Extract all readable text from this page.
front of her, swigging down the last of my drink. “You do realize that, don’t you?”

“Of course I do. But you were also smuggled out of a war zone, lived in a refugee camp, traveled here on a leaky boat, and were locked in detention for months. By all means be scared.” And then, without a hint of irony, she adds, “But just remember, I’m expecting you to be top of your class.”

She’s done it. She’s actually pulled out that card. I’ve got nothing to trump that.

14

--

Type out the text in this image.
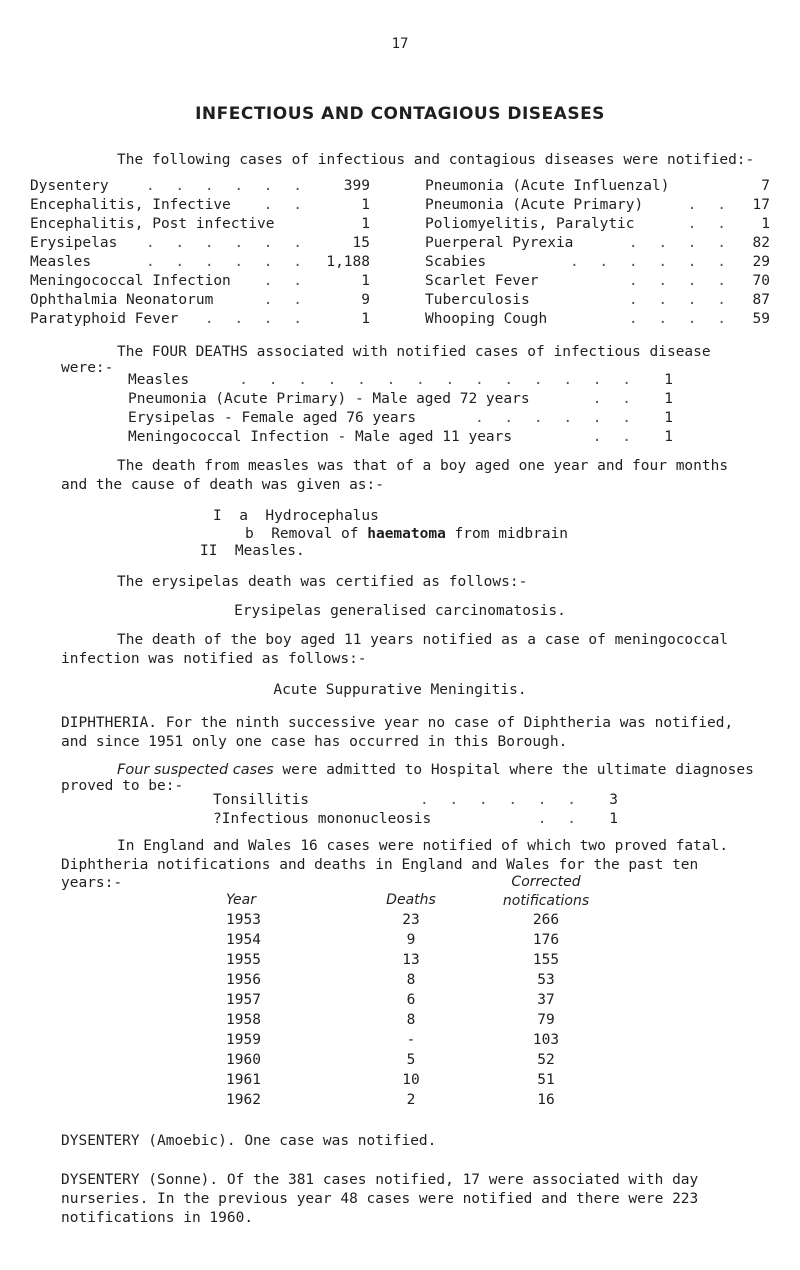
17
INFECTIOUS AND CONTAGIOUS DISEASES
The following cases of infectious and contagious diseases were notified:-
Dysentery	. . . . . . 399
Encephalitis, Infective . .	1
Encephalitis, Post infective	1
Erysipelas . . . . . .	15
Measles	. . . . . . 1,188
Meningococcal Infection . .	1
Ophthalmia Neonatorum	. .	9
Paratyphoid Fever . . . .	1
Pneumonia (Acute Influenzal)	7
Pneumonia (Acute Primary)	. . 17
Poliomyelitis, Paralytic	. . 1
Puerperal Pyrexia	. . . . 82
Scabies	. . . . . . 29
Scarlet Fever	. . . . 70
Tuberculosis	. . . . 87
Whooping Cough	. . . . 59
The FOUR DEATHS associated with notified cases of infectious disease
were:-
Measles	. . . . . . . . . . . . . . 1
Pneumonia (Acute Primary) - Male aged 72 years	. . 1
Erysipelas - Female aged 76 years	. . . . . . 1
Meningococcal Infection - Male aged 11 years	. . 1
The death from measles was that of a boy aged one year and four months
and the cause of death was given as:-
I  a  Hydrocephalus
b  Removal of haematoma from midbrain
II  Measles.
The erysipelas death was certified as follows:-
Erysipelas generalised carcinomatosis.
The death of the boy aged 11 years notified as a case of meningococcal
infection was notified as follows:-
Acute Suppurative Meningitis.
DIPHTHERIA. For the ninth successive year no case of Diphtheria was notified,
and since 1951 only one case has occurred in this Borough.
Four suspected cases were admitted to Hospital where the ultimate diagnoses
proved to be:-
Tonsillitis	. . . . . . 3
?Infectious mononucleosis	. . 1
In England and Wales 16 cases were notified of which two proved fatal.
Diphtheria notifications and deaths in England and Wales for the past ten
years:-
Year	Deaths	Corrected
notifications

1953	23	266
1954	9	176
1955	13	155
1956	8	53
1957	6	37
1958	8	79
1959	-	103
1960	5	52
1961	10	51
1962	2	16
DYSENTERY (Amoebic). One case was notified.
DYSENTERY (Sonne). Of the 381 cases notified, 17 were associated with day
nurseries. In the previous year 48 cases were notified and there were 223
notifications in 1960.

To be done
Extract every line above containing the word "Primary".

Answer for this exercise
Pneumonia (Acute Primary)	. . 17
Pneumonia (Acute Primary) - Male aged 72 years	. . 1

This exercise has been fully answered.